_Request:_ From the data that follows, copy every line holding the string "Work".
══ Source material
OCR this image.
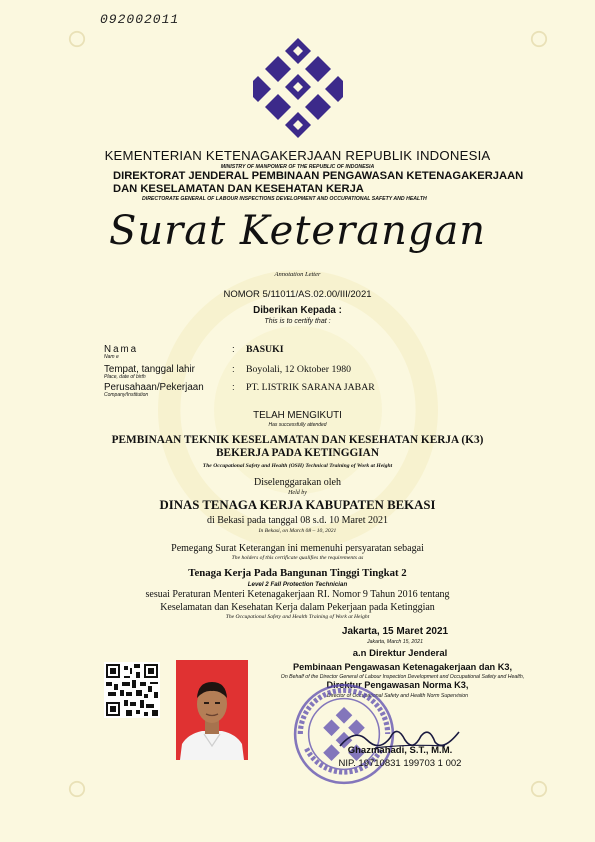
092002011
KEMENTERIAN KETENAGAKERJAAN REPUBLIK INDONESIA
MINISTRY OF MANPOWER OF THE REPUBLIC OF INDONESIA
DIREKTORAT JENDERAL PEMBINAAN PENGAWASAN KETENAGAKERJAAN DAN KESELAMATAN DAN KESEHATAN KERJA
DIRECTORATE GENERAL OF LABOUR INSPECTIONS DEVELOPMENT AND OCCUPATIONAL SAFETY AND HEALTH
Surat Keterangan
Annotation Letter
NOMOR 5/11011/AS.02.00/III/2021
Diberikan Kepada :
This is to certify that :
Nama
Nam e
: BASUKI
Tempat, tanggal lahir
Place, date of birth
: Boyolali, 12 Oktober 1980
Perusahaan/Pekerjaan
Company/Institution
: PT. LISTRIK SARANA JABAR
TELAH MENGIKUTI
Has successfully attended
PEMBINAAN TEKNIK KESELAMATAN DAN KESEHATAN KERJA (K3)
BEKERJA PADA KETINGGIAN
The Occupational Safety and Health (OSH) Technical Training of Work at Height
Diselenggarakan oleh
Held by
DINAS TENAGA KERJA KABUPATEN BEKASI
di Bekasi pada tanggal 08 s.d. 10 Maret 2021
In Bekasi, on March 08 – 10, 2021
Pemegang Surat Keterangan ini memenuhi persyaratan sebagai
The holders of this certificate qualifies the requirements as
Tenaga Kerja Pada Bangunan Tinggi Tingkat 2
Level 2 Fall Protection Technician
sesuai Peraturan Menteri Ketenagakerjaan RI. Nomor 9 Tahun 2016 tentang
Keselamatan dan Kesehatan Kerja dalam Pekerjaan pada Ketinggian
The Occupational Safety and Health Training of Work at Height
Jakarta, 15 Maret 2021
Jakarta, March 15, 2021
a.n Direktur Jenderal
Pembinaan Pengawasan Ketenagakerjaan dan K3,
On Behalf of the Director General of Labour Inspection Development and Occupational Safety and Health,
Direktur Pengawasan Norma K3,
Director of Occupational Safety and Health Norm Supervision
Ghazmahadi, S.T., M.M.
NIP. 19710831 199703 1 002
════
══ Source material
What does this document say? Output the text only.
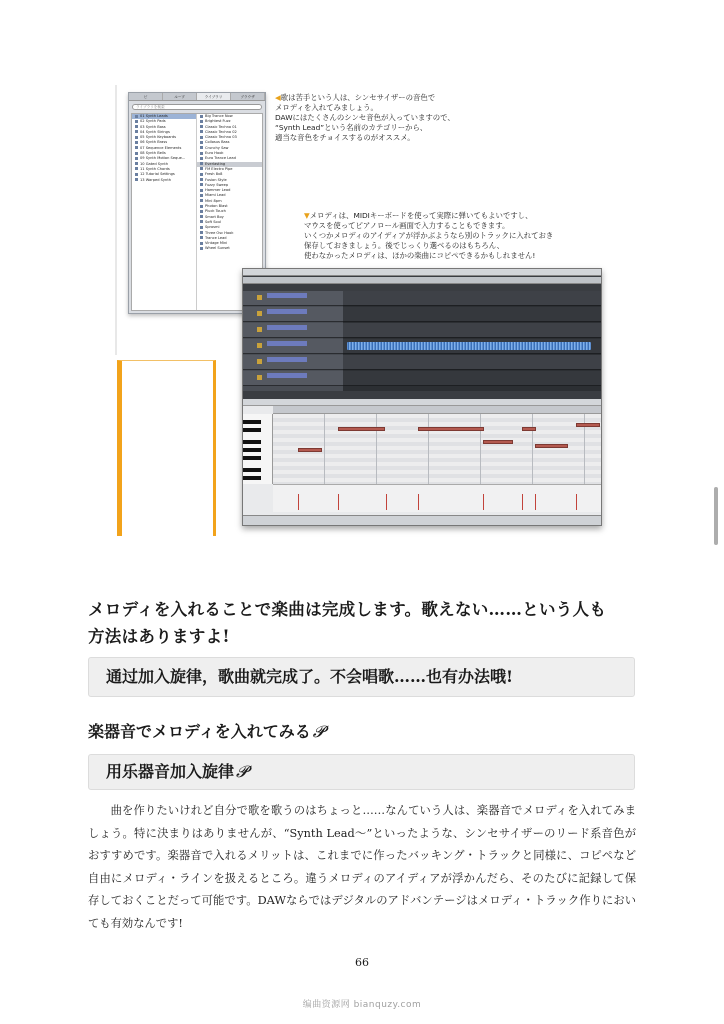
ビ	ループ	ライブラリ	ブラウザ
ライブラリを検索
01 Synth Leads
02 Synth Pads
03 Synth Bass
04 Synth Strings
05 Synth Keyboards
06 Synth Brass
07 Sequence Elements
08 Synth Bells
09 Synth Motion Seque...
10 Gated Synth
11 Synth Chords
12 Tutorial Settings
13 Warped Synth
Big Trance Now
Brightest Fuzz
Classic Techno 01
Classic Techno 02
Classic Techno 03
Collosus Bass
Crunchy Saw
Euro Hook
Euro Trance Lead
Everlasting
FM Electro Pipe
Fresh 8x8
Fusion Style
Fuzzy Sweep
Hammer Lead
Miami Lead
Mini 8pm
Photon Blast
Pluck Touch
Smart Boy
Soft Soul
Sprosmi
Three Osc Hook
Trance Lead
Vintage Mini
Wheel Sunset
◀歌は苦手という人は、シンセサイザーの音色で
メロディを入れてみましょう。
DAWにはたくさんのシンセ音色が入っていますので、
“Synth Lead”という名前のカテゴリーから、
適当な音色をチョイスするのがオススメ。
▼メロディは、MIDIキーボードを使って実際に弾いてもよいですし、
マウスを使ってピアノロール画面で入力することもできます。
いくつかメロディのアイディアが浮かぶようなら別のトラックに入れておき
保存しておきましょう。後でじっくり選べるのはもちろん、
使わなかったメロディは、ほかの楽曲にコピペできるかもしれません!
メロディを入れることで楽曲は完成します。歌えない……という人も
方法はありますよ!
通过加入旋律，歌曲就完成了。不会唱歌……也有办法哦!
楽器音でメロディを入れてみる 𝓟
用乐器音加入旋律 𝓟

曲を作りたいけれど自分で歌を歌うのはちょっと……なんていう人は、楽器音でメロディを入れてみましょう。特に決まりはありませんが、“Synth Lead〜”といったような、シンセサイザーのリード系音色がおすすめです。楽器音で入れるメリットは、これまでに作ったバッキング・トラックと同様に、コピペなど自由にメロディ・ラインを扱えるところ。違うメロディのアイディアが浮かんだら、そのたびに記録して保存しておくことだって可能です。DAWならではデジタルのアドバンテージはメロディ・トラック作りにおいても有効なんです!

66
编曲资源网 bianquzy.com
════
_Response to this exercise:_
The Occupational Safety and Health (OSH) Technical Training of Work at Height
The Occupational Safety and Health Training of Work at Height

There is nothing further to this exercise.